■ What to produce ■
Review the material and extract every line in which the word "Illustration" occurs.

■ The data ■
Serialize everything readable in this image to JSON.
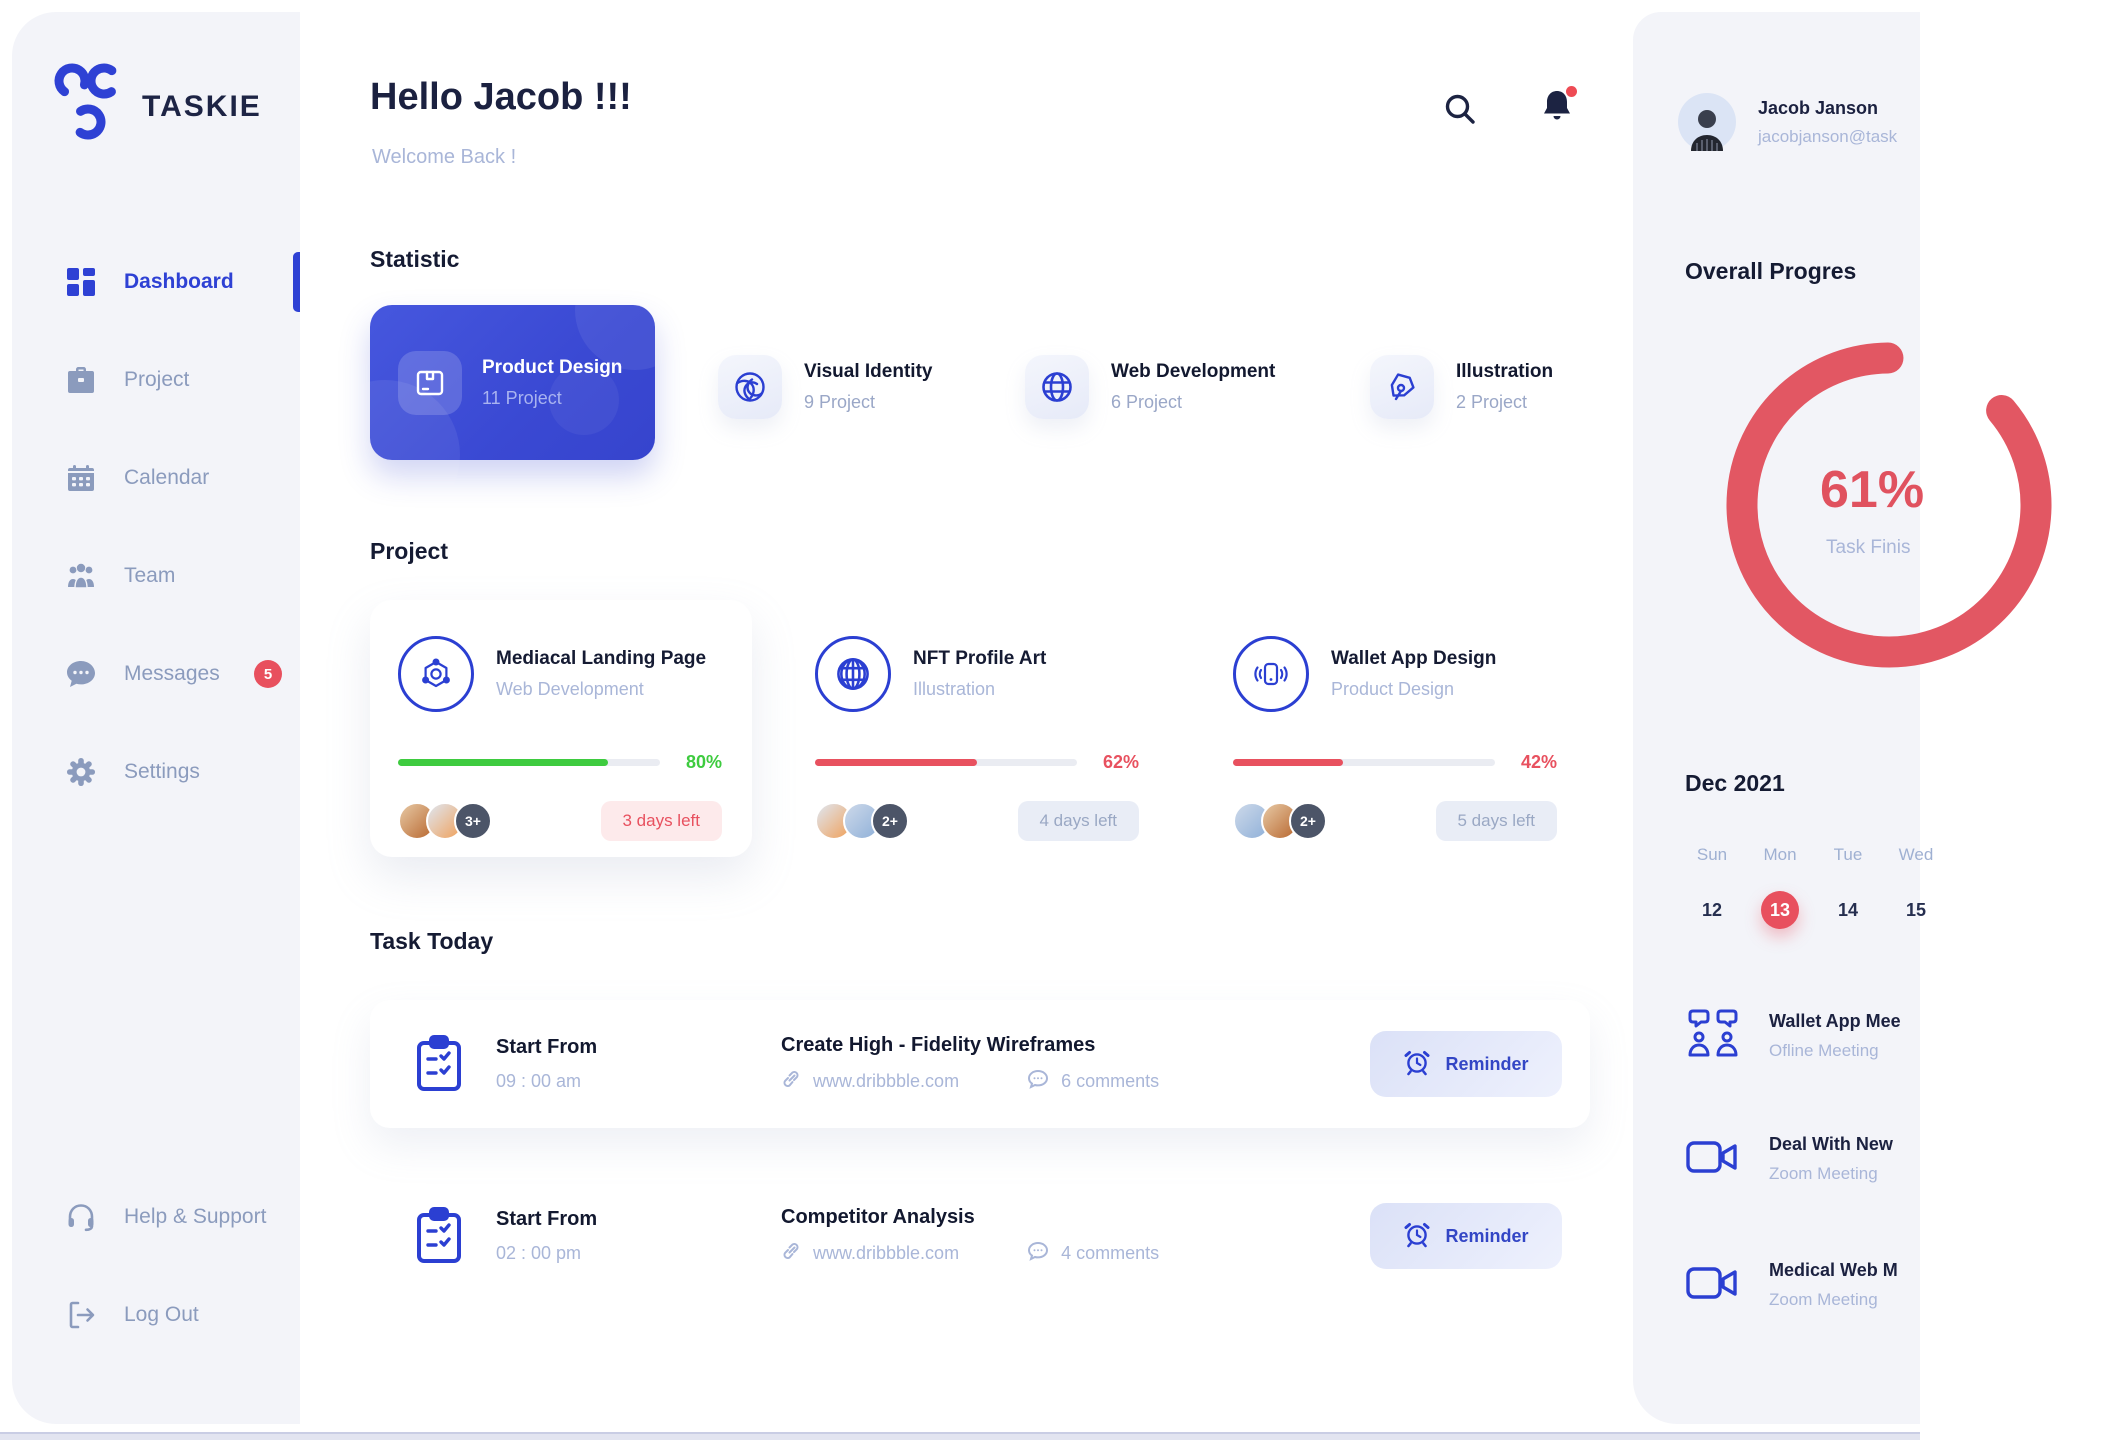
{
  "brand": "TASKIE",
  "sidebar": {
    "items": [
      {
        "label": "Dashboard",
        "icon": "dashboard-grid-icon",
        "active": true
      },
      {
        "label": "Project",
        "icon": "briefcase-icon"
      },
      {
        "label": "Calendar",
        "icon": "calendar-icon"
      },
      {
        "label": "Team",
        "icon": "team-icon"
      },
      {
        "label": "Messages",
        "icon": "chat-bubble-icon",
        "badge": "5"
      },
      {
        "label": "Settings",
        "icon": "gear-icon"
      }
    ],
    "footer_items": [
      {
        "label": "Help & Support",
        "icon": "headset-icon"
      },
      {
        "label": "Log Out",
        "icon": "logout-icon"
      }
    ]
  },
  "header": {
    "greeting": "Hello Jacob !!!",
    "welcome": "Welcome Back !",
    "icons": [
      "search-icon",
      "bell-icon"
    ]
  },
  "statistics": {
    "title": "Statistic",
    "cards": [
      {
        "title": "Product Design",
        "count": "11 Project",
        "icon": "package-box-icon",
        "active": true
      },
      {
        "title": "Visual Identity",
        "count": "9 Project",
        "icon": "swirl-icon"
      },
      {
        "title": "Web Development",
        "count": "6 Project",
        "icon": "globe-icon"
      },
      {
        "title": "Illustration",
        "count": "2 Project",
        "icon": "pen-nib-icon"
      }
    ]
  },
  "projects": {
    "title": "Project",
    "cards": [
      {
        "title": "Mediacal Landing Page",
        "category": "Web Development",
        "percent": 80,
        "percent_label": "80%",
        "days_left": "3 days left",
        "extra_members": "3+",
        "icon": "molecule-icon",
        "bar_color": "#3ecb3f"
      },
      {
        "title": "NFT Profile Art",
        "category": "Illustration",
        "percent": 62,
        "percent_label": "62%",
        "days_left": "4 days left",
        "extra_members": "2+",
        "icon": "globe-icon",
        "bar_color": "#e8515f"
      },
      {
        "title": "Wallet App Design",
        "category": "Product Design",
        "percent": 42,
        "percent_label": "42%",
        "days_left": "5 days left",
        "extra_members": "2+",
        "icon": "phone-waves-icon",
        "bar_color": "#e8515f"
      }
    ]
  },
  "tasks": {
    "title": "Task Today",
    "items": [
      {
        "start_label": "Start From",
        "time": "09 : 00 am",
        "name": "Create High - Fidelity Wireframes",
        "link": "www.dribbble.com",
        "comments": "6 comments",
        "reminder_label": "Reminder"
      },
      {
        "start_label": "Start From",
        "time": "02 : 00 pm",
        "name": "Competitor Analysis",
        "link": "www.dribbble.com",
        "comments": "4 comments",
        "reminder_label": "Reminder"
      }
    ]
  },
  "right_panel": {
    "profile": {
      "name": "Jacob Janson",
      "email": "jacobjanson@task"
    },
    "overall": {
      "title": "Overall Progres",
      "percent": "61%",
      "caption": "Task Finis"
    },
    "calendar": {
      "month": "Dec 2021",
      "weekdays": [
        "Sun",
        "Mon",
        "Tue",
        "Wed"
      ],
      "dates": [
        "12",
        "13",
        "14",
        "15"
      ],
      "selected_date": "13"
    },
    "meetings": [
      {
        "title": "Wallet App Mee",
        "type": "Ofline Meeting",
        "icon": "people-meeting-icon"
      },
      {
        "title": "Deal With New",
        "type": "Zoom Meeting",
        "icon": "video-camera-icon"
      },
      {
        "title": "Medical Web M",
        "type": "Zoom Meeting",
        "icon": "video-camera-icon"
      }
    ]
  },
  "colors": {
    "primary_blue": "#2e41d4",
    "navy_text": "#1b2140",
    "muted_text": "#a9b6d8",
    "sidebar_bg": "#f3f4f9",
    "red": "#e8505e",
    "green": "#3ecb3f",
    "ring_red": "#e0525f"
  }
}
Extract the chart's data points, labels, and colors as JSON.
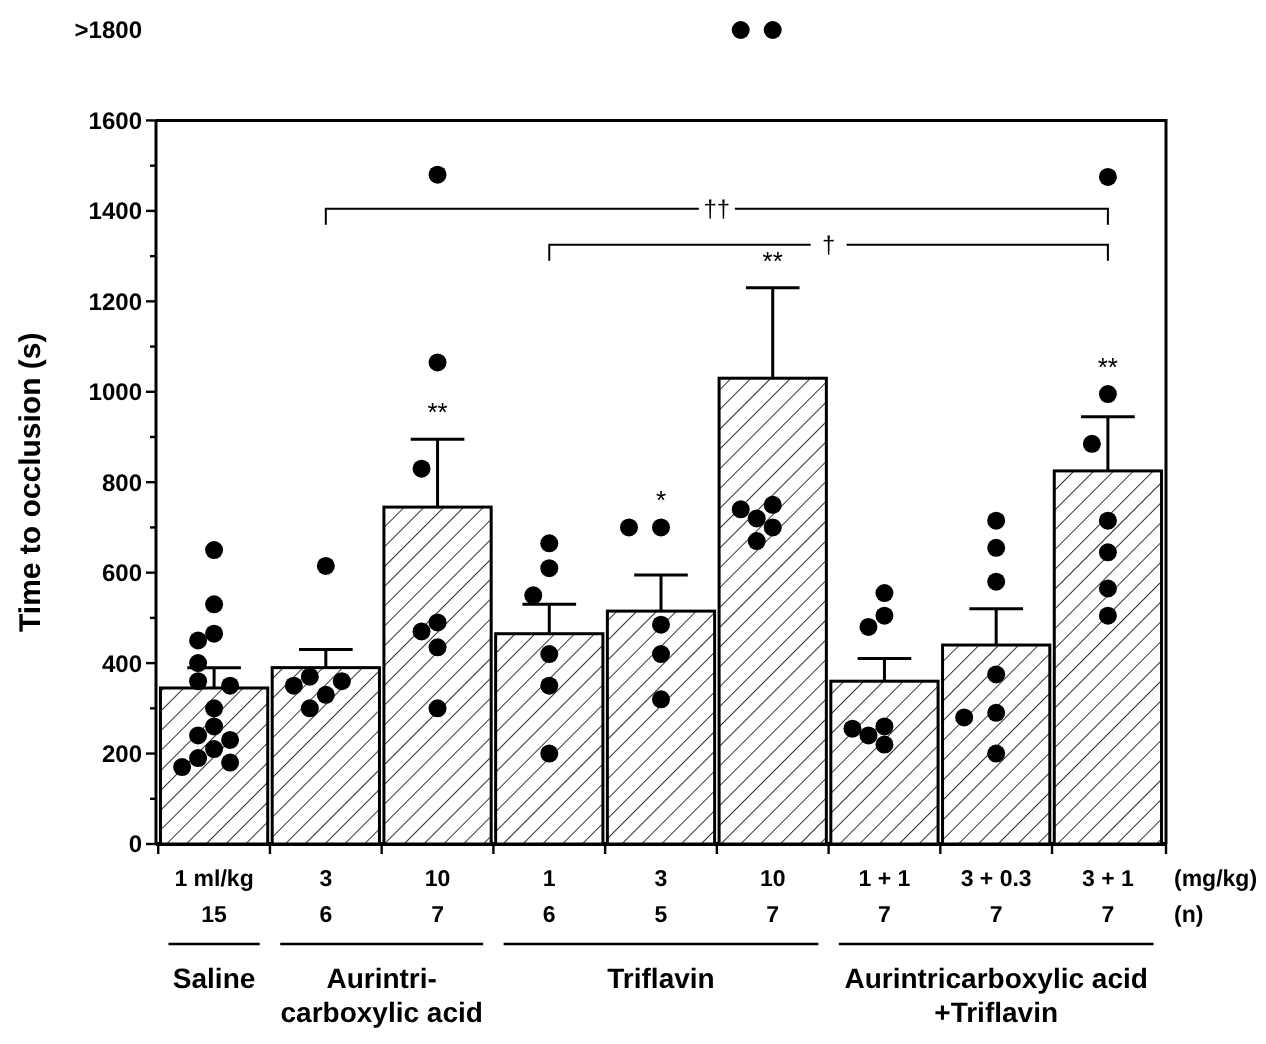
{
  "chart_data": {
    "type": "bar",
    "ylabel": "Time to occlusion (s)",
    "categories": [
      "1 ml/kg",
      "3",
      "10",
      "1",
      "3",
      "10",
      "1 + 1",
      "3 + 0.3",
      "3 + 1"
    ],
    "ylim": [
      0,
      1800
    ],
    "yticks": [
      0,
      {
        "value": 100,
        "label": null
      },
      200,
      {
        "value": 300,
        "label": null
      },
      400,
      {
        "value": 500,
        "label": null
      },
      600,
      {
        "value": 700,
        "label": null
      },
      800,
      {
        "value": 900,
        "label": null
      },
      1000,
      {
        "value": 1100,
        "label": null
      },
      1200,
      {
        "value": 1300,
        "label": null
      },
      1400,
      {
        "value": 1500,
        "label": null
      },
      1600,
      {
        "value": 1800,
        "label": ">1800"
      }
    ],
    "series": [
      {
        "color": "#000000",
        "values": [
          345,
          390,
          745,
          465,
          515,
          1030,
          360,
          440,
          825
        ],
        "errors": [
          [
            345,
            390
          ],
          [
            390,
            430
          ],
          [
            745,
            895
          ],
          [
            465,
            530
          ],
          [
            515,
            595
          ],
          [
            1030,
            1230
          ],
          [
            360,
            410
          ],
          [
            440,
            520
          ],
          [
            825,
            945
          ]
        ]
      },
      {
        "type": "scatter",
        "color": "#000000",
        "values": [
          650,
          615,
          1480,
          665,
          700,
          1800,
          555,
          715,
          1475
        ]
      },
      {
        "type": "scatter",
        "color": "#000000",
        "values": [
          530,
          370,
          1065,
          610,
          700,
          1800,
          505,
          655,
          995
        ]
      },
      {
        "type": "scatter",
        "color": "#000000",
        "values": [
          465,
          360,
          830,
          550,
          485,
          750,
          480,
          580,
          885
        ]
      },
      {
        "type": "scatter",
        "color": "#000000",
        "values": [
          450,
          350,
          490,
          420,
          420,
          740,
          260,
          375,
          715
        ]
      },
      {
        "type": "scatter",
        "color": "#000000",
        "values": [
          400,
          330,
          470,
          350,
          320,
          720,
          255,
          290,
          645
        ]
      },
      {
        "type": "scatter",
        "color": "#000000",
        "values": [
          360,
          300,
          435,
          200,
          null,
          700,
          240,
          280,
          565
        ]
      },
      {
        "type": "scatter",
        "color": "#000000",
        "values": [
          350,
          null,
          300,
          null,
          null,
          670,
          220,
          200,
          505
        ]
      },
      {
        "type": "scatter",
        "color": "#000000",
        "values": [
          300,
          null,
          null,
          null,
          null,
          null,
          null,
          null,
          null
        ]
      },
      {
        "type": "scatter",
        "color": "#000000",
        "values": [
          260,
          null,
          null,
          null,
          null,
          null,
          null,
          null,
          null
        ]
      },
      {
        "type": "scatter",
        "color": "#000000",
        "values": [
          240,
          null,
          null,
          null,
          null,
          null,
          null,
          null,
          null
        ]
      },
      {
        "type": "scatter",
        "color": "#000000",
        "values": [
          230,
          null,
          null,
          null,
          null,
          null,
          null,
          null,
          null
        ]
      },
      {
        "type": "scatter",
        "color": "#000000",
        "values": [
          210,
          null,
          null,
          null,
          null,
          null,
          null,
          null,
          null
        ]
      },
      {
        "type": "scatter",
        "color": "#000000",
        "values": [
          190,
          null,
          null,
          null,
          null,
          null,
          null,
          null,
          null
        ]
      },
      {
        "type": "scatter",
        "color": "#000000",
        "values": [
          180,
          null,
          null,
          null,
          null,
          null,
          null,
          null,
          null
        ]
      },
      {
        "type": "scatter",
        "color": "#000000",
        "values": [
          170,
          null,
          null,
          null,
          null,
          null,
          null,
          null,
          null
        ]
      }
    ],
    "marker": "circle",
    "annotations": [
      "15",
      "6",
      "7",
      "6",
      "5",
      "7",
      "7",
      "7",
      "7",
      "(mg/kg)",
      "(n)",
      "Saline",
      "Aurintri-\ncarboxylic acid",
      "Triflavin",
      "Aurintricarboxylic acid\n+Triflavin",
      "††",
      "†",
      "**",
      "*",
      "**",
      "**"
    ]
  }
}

■ Full solution ■
        "title": "Illustration",
        "category": "Illustration",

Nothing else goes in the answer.